(What to do):
Pull out each line of the records holding the string "newsletter".

(Supplied data):
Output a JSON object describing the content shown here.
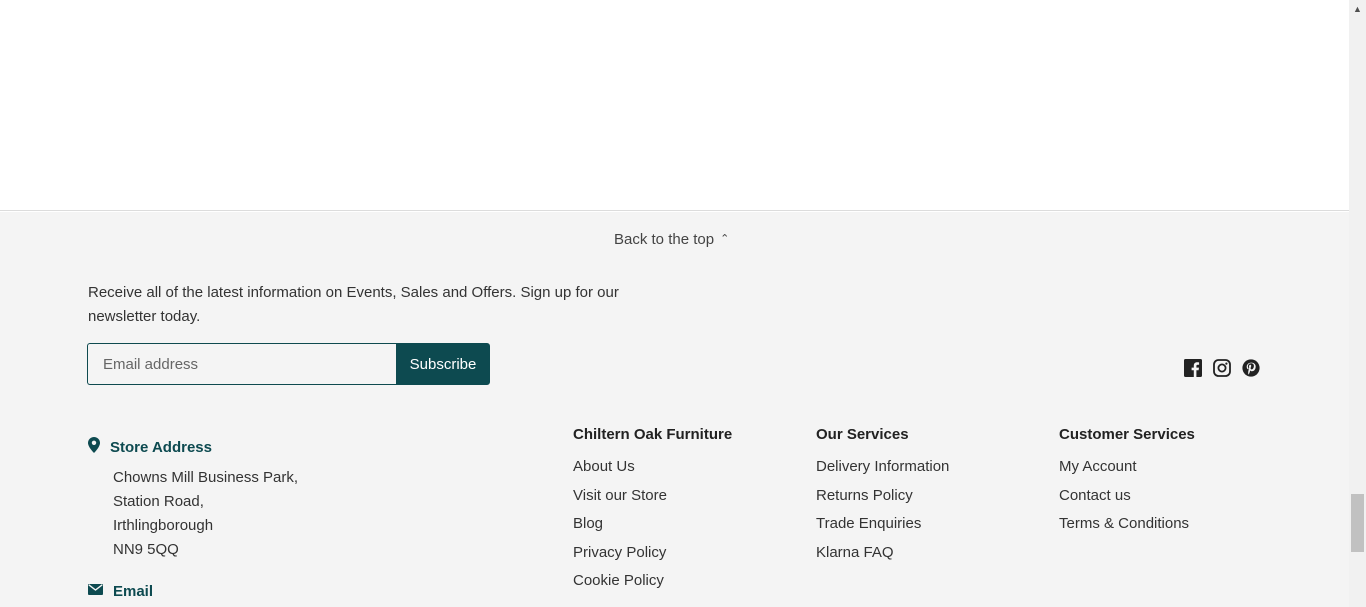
{
  "footer": {
    "back_to_top": "Back to the top",
    "newsletter": {
      "text": "Receive all of the latest information on Events, Sales and Offers. Sign up for our newsletter today.",
      "email_placeholder": "Email address",
      "email_value": "",
      "subscribe_label": "Subscribe"
    },
    "social": [
      {
        "name": "facebook-icon"
      },
      {
        "name": "instagram-icon"
      },
      {
        "name": "pinterest-icon"
      }
    ],
    "store": {
      "title": "Store Address",
      "address_lines": [
        "Chowns Mill Business Park,",
        "Station Road,",
        "Irthlingborough",
        "NN9 5QQ"
      ]
    },
    "email_contact": {
      "title": "Email"
    },
    "columns": [
      {
        "heading": "Chiltern Oak Furniture",
        "links": [
          "About Us",
          "Visit our Store",
          "Blog",
          "Privacy Policy",
          "Cookie Policy"
        ]
      },
      {
        "heading": "Our Services",
        "links": [
          "Delivery Information",
          "Returns Policy",
          "Trade Enquiries",
          "Klarna FAQ"
        ]
      },
      {
        "heading": "Customer Services",
        "links": [
          "My Account",
          "Contact us",
          "Terms & Conditions"
        ]
      }
    ]
  },
  "colors": {
    "accent": "#0d4a50",
    "footer_bg": "#f4f4f4",
    "text": "#333333"
  },
  "scrollbar": {
    "position_fraction": 0.95
  }
}
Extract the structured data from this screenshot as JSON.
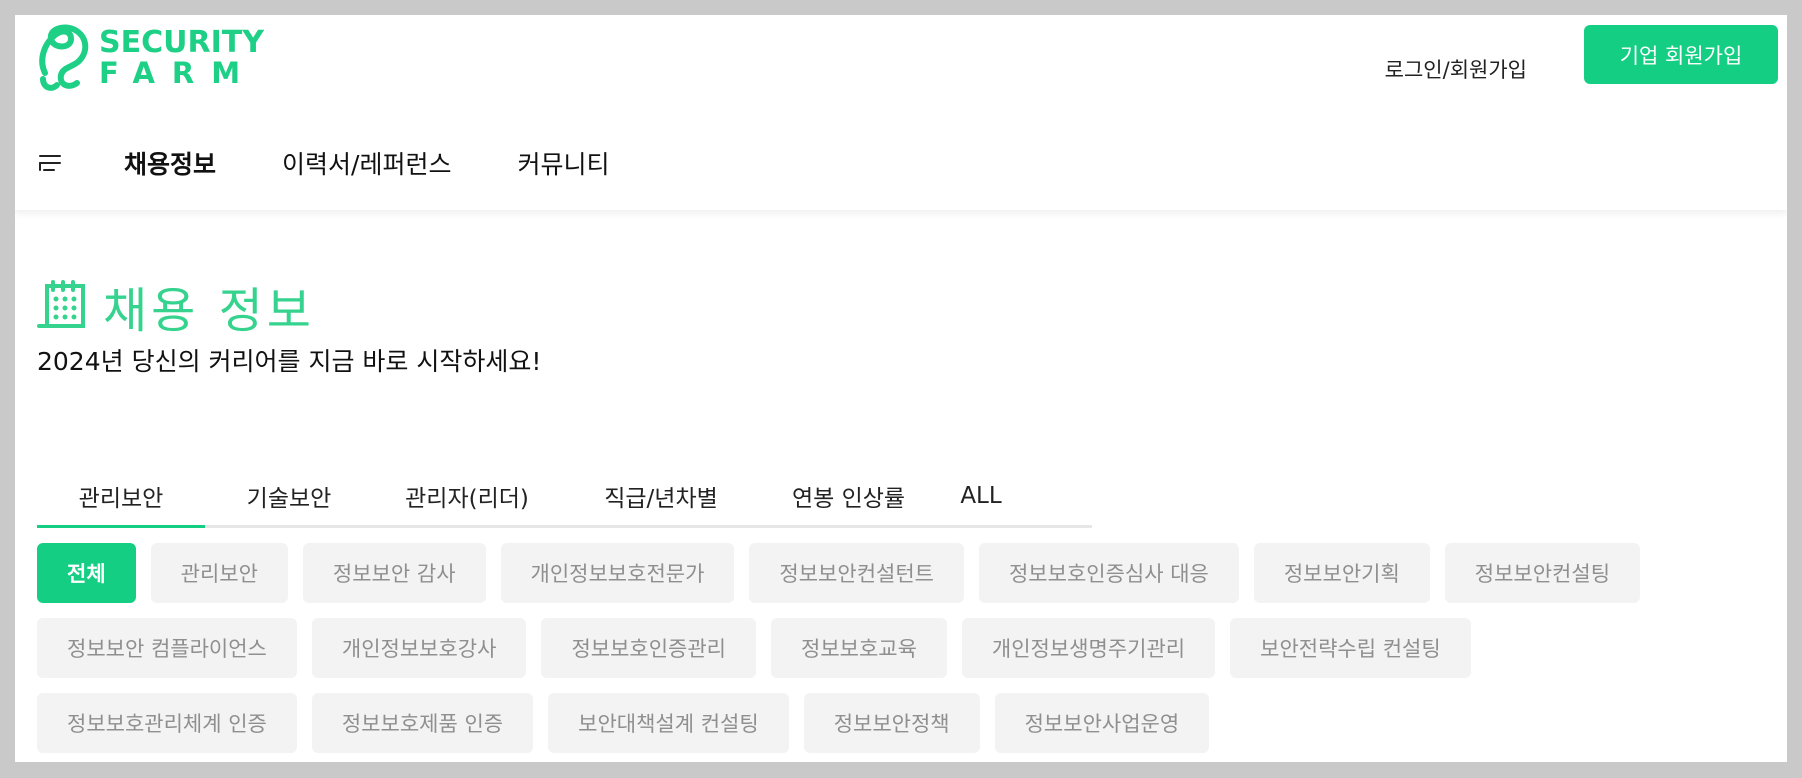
{
  "brand": {
    "line1": "SECURITY",
    "line2": "FARM",
    "color": "#1ecf86"
  },
  "header": {
    "login_label": "로그인/회원가입",
    "corp_signup_label": "기업 회원가입"
  },
  "nav": {
    "menu_icon": "hamburger-menu-icon",
    "items": [
      {
        "label": "채용정보",
        "active": true
      },
      {
        "label": "이력서/레퍼런스",
        "active": false
      },
      {
        "label": "커뮤니티",
        "active": false
      }
    ]
  },
  "page": {
    "title_icon": "calendar-icon",
    "title": "채용 정보",
    "subtitle": "2024년 당신의 커리어를 지금 바로 시작하세요!"
  },
  "tabs": [
    {
      "label": "관리보안",
      "active": true
    },
    {
      "label": "기술보안",
      "active": false
    },
    {
      "label": "관리자(리더)",
      "active": false
    },
    {
      "label": "직급/년차별",
      "active": false
    },
    {
      "label": "연봉 인상률",
      "active": false
    },
    {
      "label": "ALL",
      "active": false
    }
  ],
  "chips": {
    "row1": [
      "전체",
      "관리보안",
      "정보보안 감사",
      "개인정보보호전문가",
      "정보보안컨설턴트",
      "정보보호인증심사 대응",
      "정보보안기획",
      "정보보안컨설팅"
    ],
    "row2": [
      "정보보안 컴플라이언스",
      "개인정보보호강사",
      "정보보호인증관리",
      "정보보호교육",
      "개인정보생명주기관리",
      "보안전략수립 컨설팅"
    ],
    "row3": [
      "정보보호관리체계 인증",
      "정보보호제품 인증",
      "보안대책설계 컨설팅",
      "정보보안정책",
      "정보보안사업운영"
    ],
    "active": "전체"
  },
  "colors": {
    "accent": "#13ce83",
    "chip_bg": "#f3f3f3",
    "chip_text": "#8f8f8f"
  }
}
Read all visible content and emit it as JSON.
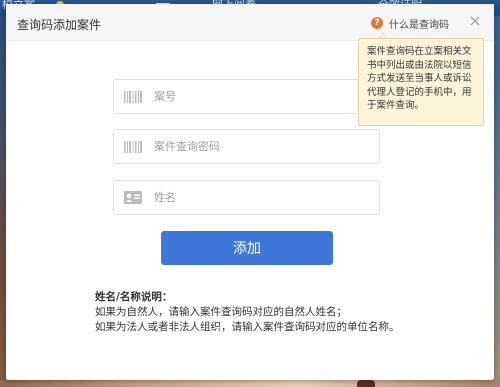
{
  "background": {
    "nav_items": [
      "校立案",
      "网上阅卷",
      "全效证明"
    ]
  },
  "dialog": {
    "title": "查询码添加案件",
    "help_label": "什么是查询码",
    "help_icon": "question-circle-icon",
    "close_icon": "close-icon",
    "tooltip": "案件查询码在立案相关文书中列出或由法院以短信方式发送至当事人或诉讼代理人登记的手机中，用于案件查询。"
  },
  "form": {
    "case_number": {
      "placeholder": "案号",
      "value": "",
      "icon": "barcode-icon"
    },
    "query_password": {
      "placeholder": "案件查询密码",
      "value": "",
      "icon": "barcode-icon"
    },
    "name": {
      "placeholder": "姓名",
      "value": "",
      "icon": "id-card-icon"
    },
    "submit_label": "添加"
  },
  "notes": {
    "title": "姓名/名称说明：",
    "line1": "如果为自然人，请输入案件查询码对应的自然人姓名；",
    "line2": "如果为法人或者非法人组织，请输入案件查询码对应的单位名称。"
  },
  "colors": {
    "primary_button": "#3f77d9",
    "help_icon": "#e8772e",
    "tooltip_bg": "#fdf5d9"
  }
}
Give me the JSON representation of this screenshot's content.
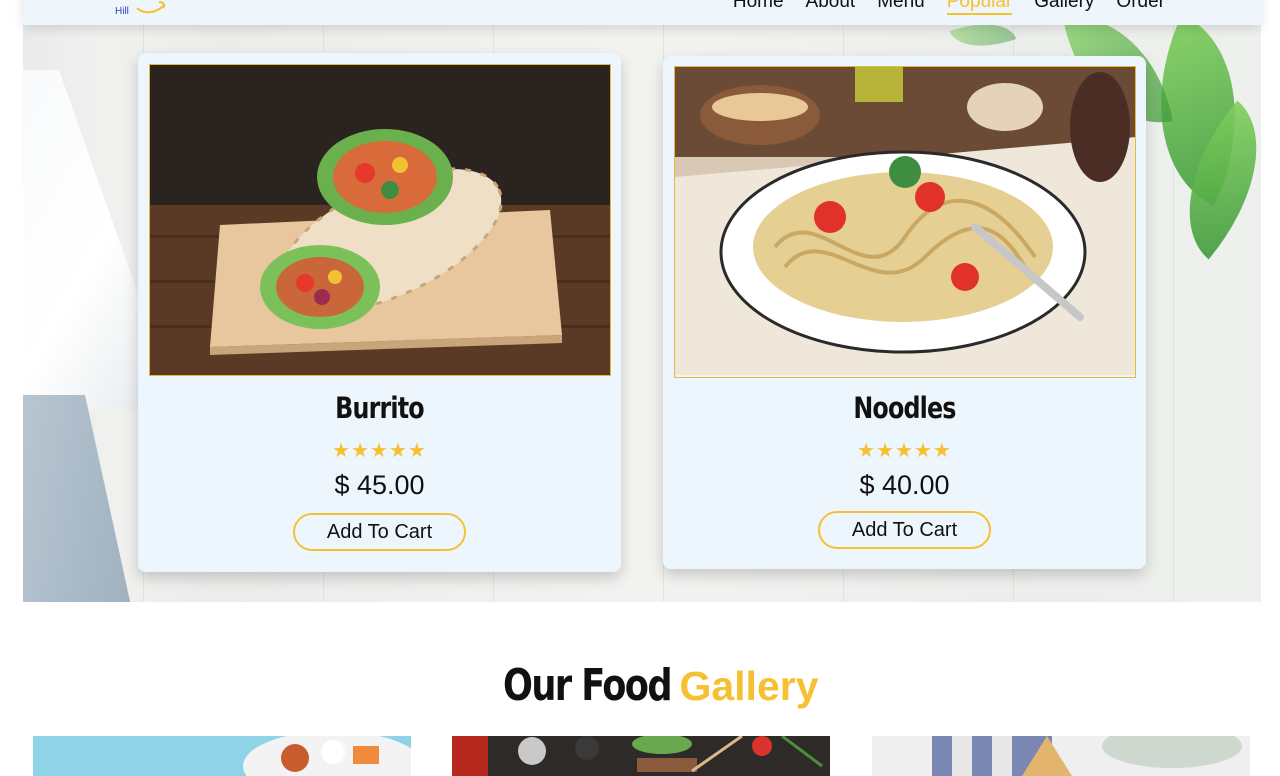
{
  "brand": {
    "text": "Hill"
  },
  "nav": {
    "items": [
      "Home",
      "About",
      "Menu",
      "Popular",
      "Gallery",
      "Order"
    ],
    "active": "Popular"
  },
  "popular": {
    "cards": [
      {
        "title": "Burrito",
        "stars": "★★★★★",
        "price": "$ 45.00",
        "button": "Add To Cart",
        "image_icon": "burrito-image"
      },
      {
        "title": "Noodles",
        "stars": "★★★★★",
        "price": "$ 40.00",
        "button": "Add To Cart",
        "image_icon": "noodles-image"
      }
    ]
  },
  "gallery": {
    "title_part1": "Our Food",
    "title_part2": "Gallery"
  },
  "colors": {
    "accent": "#f5c032",
    "card_bg": "#eef6fd",
    "nav_bg": "#eef5fb"
  }
}
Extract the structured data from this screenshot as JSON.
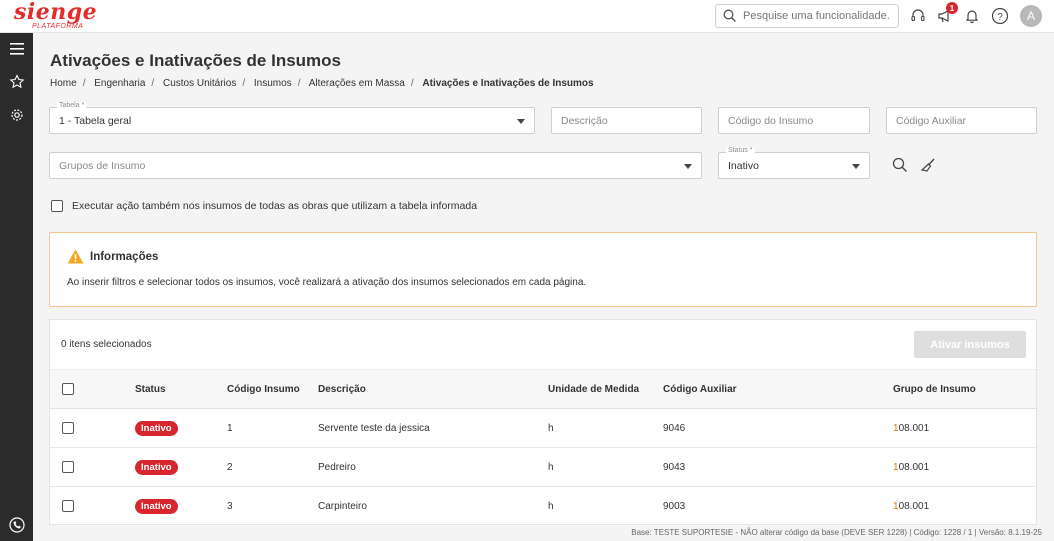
{
  "brand": {
    "logo": "sienge",
    "sub": "PLATAFORMA",
    "color": "#e42c2c"
  },
  "header": {
    "search_placeholder": "Pesquise uma funcionalidade.",
    "notification_count": "1",
    "avatar_initial": "A"
  },
  "page": {
    "title": "Ativações e Inativações de Insumos",
    "breadcrumb": [
      "Home",
      "Engenharia",
      "Custos Unitários",
      "Insumos",
      "Alterações em Massa",
      "Ativações e Inativações de Insumos"
    ]
  },
  "filters": {
    "tabela_label": "Tabela *",
    "tabela_value": "1 - Tabela geral",
    "descricao_placeholder": "Descrição",
    "codigo_insumo_placeholder": "Código do Insumo",
    "codigo_auxiliar_placeholder": "Código Auxiliar",
    "grupos_placeholder": "Grupos de Insumo",
    "status_label": "Status *",
    "status_value": "Inativo",
    "executar_label": "Executar ação também nos insumos de todas as obras que utilizam a tabela informada"
  },
  "info": {
    "title": "Informações",
    "text": "Ao inserir filtros e selecionar todos os insumos, você realizará a ativação dos insumos selecionados em cada página."
  },
  "table": {
    "selected_count": "0 itens selecionados",
    "action_button": "Ativar insumos",
    "columns": [
      "Status",
      "Código Insumo",
      "Descrição",
      "Unidade de Medida",
      "Código Auxiliar",
      "Grupo de Insumo"
    ],
    "rows": [
      {
        "status": "Inativo",
        "codigo": "1",
        "descricao": "Servente teste da jessica",
        "unidade": "h",
        "auxiliar": "9046",
        "grupo_first": "1",
        "grupo_rest": "08.001"
      },
      {
        "status": "Inativo",
        "codigo": "2",
        "descricao": "Pedreiro",
        "unidade": "h",
        "auxiliar": "9043",
        "grupo_first": "1",
        "grupo_rest": "08.001"
      },
      {
        "status": "Inativo",
        "codigo": "3",
        "descricao": "Carpinteiro",
        "unidade": "h",
        "auxiliar": "9003",
        "grupo_first": "1",
        "grupo_rest": "08.001"
      }
    ]
  },
  "footer": {
    "text": "Base: TESTE SUPORTESIE - NÃO alterar código da base (DEVE SER 1228)  |  Código: 1228 / 1  |  Versão: 8.1.19-25"
  },
  "colors": {
    "status_badge": "#d8262e",
    "warning": "#f5a623",
    "sidebar": "#2b2b2b"
  }
}
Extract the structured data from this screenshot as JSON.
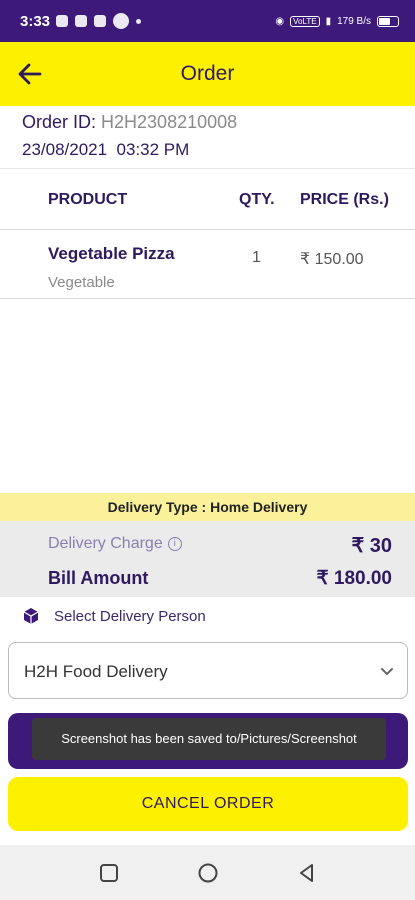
{
  "status_bar": {
    "time": "3:33",
    "volte": "VoLTE",
    "speed": "179 B/s"
  },
  "header": {
    "title": "Order",
    "icon": "arrow-left-icon"
  },
  "order": {
    "id_label": "Order ID:",
    "id_value": "H2H2308210008",
    "datetime": "23/08/2021  03:32 PM"
  },
  "table": {
    "headers": {
      "product": "PRODUCT",
      "qty": "QTY.",
      "price": "PRICE (Rs.)"
    },
    "rows": [
      {
        "name": "Vegetable Pizza",
        "category": "Vegetable",
        "qty": "1",
        "price": "₹ 150.00"
      }
    ]
  },
  "delivery": {
    "type_text": "Delivery Type : Home Delivery",
    "charge_label": "Delivery Charge",
    "charge_value": "₹ 30",
    "bill_label": "Bill Amount",
    "bill_value": "₹ 180.00"
  },
  "delivery_person": {
    "label": "Select Delivery Person",
    "selected": "H2H Food Delivery"
  },
  "toast": {
    "message": "Screenshot has been saved to/Pictures/Screenshot"
  },
  "actions": {
    "cancel_label": "CANCEL ORDER"
  },
  "colors": {
    "primary": "#3d1a7a",
    "accent": "#fdf000",
    "text": "#2e1a5f"
  }
}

(Written answer):
    "newsletter": {
      "text": "Receive all of the latest information on Events, Sales and Offers. Sign up for our newsletter today.",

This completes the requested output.